* **Instructions for the task**
Copy all the records below line for line, leaving out the picture lines.

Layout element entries

────────

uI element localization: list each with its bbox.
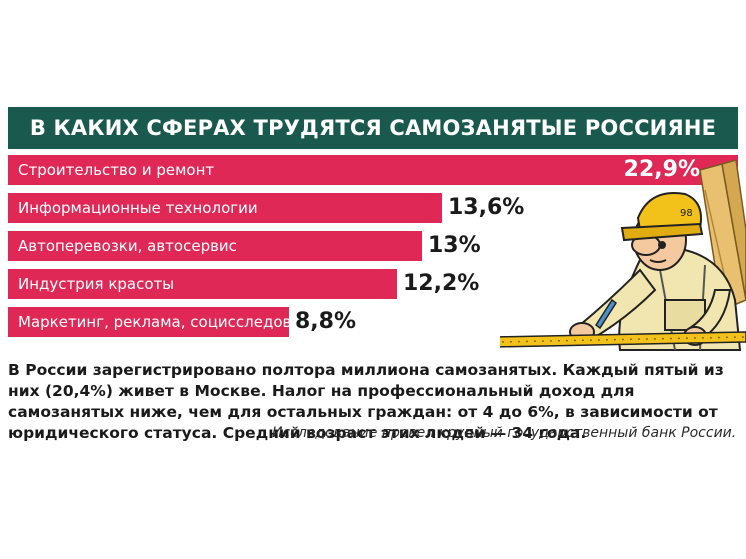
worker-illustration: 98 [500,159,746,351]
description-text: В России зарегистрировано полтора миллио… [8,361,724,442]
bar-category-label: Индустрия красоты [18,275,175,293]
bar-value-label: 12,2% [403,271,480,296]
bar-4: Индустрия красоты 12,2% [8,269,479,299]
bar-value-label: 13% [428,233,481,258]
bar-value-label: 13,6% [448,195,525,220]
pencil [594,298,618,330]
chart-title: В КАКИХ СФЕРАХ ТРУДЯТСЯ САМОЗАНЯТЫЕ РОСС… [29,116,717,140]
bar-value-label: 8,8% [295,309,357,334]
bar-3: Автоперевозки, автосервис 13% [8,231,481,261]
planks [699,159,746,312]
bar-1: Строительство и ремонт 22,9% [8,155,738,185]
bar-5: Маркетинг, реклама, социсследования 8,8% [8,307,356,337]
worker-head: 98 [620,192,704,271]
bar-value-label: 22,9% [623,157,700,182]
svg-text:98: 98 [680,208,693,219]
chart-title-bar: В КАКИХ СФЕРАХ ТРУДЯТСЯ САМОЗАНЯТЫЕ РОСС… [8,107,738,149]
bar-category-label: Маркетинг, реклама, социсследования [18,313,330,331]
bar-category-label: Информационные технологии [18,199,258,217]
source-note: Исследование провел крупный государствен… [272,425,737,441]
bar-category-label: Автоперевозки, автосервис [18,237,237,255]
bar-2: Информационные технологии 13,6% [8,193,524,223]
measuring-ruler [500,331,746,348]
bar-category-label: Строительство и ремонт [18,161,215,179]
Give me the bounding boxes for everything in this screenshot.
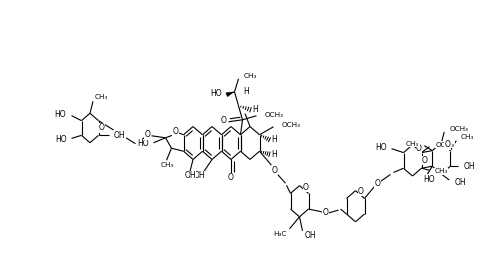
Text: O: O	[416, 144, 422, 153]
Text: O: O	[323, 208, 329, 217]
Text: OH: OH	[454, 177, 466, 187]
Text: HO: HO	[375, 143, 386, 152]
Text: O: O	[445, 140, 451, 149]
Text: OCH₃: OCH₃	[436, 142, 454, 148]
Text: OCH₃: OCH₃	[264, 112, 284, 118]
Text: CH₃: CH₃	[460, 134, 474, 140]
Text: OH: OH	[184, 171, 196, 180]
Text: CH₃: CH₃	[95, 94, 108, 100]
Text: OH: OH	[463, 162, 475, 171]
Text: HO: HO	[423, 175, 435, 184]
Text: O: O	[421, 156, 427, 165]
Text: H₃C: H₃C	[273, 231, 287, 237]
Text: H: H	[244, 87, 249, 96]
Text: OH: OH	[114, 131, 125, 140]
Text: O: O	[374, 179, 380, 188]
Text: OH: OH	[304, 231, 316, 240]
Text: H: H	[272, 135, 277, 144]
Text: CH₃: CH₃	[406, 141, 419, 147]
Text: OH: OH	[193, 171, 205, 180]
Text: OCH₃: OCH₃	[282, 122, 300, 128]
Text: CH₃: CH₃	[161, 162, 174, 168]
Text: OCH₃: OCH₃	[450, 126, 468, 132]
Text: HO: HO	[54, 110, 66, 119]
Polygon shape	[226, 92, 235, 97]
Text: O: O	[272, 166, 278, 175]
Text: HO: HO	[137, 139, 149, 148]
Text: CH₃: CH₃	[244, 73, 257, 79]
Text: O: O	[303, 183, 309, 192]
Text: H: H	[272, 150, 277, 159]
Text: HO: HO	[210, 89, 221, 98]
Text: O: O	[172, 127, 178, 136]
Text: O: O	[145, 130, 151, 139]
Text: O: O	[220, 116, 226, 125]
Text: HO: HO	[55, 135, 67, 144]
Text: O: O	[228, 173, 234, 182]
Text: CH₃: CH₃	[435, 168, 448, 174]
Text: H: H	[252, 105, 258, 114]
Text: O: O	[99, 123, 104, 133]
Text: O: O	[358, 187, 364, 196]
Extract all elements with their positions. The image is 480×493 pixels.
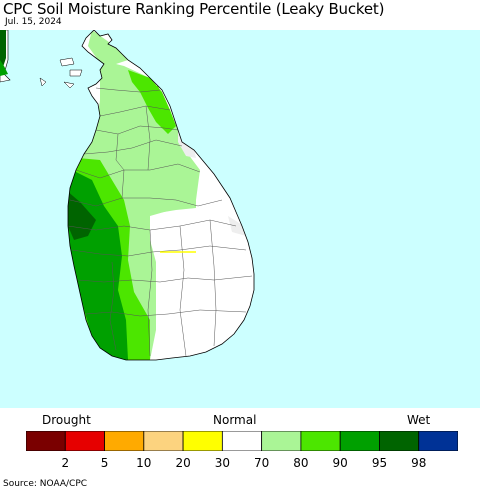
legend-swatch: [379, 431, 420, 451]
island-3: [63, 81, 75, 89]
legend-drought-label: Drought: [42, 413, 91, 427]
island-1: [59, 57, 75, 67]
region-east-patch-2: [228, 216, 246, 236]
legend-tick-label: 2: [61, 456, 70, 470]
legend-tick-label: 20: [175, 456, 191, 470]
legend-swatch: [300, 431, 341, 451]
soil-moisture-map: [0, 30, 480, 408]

────────

* **Solution to the exercise**
uI element localization: list each with its bbox.
worker-illustration: 98 [500,159,746,351]
description-text: В России зарегистрировано полтора миллио… [8,361,724,442]
bar-category-label: Индустрия красоты [18,275,175,293]
bar-value-label: 12,2% [403,271,480,296]
bar-4: Индустрия красоты 12,2% [8,269,479,299]
bar-value-label: 13% [428,233,481,258]
bar-value-label: 13,6% [448,195,525,220]
pencil [594,298,618,330]
chart-title: В КАКИХ СФЕРАХ ТРУДЯТСЯ САМОЗАНЯТЫЕ РОСС… [29,116,717,140]
bar-value-label: 8,8% [295,309,357,334]
bar-3: Автоперевозки, автосервис 13% [8,231,481,261]
planks [699,159,746,312]
bar-1: Строительство и ремонт 22,9% [8,155,738,185]
bar-5: Маркетинг, реклама, социсследования 8,8% [8,307,356,337]
worker-head: 98 [620,192,704,271]
bar-value-label: 22,9% [623,157,700,182]
svg-text:98: 98 [680,208,693,219]
chart-title-bar: В КАКИХ СФЕРАХ ТРУДЯТСЯ САМОЗАНЯТЫЕ РОСС… [8,107,738,149]
bar-category-label: Маркетинг, реклама, социсследования [18,313,330,331]
bar-category-label: Информационные технологии [18,199,258,217]
source-note: Исследование провел крупный государствен… [272,425,737,441]
bar-category-label: Автоперевозки, автосервис [18,237,237,255]
bar-2: Информационные технологии 13,6% [8,193,524,223]
measuring-ruler [500,331,746,348]
bar-category-label: Строительство и ремонт [18,161,215,179]
Give me the bounding boxes for everything in this screenshot.
Text: O: O	[416, 144, 422, 153]
Text: O: O	[323, 208, 329, 217]
Text: OH: OH	[454, 177, 466, 187]
Text: HO: HO	[375, 143, 386, 152]
Text: O: O	[445, 140, 451, 149]
Text: OCH₃: OCH₃	[436, 142, 454, 148]
Text: OCH₃: OCH₃	[264, 112, 284, 118]
Text: CH₃: CH₃	[460, 134, 474, 140]
Text: OH: OH	[184, 171, 196, 180]
Text: CH₃: CH₃	[95, 94, 108, 100]
Text: OH: OH	[463, 162, 475, 171]
Text: HO: HO	[423, 175, 435, 184]
Text: O: O	[421, 156, 427, 165]
Text: H₃C: H₃C	[273, 231, 287, 237]
Text: H: H	[244, 87, 249, 96]
Text: OH: OH	[114, 131, 125, 140]
Text: O: O	[374, 179, 380, 188]
Text: OH: OH	[304, 231, 316, 240]
Text: H: H	[272, 135, 277, 144]
Text: CH₃: CH₃	[406, 141, 419, 147]
Text: OH: OH	[193, 171, 205, 180]
Text: OCH₃: OCH₃	[282, 122, 300, 128]
Text: CH₃: CH₃	[161, 162, 174, 168]
Text: OCH₃: OCH₃	[450, 126, 468, 132]
Text: HO: HO	[54, 110, 66, 119]
Polygon shape	[226, 92, 235, 97]
Text: O: O	[272, 166, 278, 175]
Text: HO: HO	[137, 139, 149, 148]
Text: CH₃: CH₃	[244, 73, 257, 79]
Text: O: O	[303, 183, 309, 192]
Text: H: H	[272, 150, 277, 159]
Text: HO: HO	[210, 89, 221, 98]
Text: O: O	[172, 127, 178, 136]
Text: O: O	[145, 130, 151, 139]
Text: O: O	[220, 116, 226, 125]
Text: HO: HO	[55, 135, 67, 144]
Text: O: O	[228, 173, 234, 182]
Text: CH₃: CH₃	[435, 168, 448, 174]
Text: H: H	[252, 105, 258, 114]
Text: O: O	[99, 123, 104, 133]
Text: O: O	[358, 187, 364, 196]
Extract all elements with their positions. The image is 480×493 pixels.
legend-swatch: [379, 431, 420, 451]
island-3: [63, 81, 75, 89]
legend-drought-label: Drought: [42, 413, 91, 427]
island-1: [59, 57, 75, 67]
region-east-patch-2: [228, 216, 246, 236]
legend-tick-label: 2: [61, 456, 70, 470]
legend-tick-label: 20: [175, 456, 191, 470]
legend-swatch: [300, 431, 341, 451]
soil-moisture-map: [0, 30, 480, 408]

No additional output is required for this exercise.